--- Start ---

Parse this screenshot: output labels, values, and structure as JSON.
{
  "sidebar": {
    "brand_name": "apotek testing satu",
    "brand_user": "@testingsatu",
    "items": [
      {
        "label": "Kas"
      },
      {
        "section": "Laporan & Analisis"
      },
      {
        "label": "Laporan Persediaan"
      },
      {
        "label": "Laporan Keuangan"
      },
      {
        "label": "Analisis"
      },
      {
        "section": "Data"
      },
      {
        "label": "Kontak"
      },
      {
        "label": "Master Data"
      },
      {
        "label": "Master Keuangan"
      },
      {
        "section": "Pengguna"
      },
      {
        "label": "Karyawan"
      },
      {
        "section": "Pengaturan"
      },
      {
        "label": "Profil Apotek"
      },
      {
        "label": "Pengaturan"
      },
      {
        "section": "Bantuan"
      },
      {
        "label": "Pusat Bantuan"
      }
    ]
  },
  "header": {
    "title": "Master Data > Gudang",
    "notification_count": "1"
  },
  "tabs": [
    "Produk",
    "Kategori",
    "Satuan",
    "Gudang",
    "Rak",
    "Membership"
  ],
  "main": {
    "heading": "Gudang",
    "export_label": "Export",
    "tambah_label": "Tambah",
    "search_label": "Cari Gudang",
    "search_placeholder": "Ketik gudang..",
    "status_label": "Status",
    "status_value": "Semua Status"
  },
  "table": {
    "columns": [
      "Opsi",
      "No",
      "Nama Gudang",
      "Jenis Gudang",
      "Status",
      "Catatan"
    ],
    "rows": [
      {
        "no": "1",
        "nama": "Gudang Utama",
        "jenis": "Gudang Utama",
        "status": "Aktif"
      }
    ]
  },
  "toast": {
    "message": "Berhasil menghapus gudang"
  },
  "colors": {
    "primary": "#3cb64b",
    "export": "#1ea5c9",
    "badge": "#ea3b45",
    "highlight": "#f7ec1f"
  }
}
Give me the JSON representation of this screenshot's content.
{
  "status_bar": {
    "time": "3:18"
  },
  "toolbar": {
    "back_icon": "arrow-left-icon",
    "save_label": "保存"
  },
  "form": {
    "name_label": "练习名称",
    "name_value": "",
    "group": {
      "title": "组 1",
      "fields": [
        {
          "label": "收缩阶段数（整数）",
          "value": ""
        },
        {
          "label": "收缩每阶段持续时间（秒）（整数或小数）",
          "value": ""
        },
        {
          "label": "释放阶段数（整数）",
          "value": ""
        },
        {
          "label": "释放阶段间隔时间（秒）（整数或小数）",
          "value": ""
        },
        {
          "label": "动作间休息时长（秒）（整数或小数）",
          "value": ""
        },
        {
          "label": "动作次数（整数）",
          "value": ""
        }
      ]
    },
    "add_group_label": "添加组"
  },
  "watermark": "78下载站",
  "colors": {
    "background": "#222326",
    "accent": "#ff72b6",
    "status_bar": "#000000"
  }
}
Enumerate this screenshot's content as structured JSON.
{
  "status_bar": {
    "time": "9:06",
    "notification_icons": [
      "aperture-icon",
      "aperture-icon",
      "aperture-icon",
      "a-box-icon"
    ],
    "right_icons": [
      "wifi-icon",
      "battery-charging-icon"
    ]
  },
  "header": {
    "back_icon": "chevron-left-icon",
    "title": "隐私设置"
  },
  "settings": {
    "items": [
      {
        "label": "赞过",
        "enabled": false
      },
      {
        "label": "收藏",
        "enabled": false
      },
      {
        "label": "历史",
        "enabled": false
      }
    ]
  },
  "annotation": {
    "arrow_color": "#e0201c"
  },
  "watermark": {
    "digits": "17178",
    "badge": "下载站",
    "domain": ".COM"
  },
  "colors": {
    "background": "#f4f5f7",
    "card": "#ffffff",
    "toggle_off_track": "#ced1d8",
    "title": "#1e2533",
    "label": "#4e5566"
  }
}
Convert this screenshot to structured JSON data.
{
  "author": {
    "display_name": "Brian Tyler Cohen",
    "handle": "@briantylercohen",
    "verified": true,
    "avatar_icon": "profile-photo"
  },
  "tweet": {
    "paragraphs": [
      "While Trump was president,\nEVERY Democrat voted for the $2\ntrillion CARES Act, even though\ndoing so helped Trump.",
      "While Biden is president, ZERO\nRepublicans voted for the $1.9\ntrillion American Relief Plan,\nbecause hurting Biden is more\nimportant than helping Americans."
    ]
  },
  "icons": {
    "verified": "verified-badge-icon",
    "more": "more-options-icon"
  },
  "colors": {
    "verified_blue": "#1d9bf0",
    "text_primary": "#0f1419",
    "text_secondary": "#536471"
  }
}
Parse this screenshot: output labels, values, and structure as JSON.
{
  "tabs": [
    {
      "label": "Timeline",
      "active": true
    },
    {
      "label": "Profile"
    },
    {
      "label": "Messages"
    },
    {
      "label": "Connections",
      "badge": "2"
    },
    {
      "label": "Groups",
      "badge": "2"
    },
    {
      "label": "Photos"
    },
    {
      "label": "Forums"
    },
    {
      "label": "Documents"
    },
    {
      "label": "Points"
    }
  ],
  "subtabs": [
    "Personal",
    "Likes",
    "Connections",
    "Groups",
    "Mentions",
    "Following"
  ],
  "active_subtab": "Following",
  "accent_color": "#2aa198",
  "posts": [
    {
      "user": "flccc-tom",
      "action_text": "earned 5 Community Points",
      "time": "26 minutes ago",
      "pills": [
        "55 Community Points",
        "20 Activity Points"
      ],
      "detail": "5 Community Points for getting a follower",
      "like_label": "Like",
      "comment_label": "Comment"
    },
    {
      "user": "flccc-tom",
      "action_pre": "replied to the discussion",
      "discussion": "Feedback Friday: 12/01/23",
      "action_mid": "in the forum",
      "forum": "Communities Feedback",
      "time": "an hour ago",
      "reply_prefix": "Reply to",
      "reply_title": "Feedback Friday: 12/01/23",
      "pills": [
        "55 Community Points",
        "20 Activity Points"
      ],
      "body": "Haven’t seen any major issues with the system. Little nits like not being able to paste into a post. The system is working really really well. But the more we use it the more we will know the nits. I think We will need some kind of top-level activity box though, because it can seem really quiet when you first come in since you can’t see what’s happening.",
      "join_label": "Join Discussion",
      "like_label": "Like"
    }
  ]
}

--- End ---

- [EXERCISE DESCRIPTION] Show all lines in the entries above where the string "background" appears.

- [SOLUTION FOR THIS TASK]
    "background": "#222326",
    "background": "#f4f5f7",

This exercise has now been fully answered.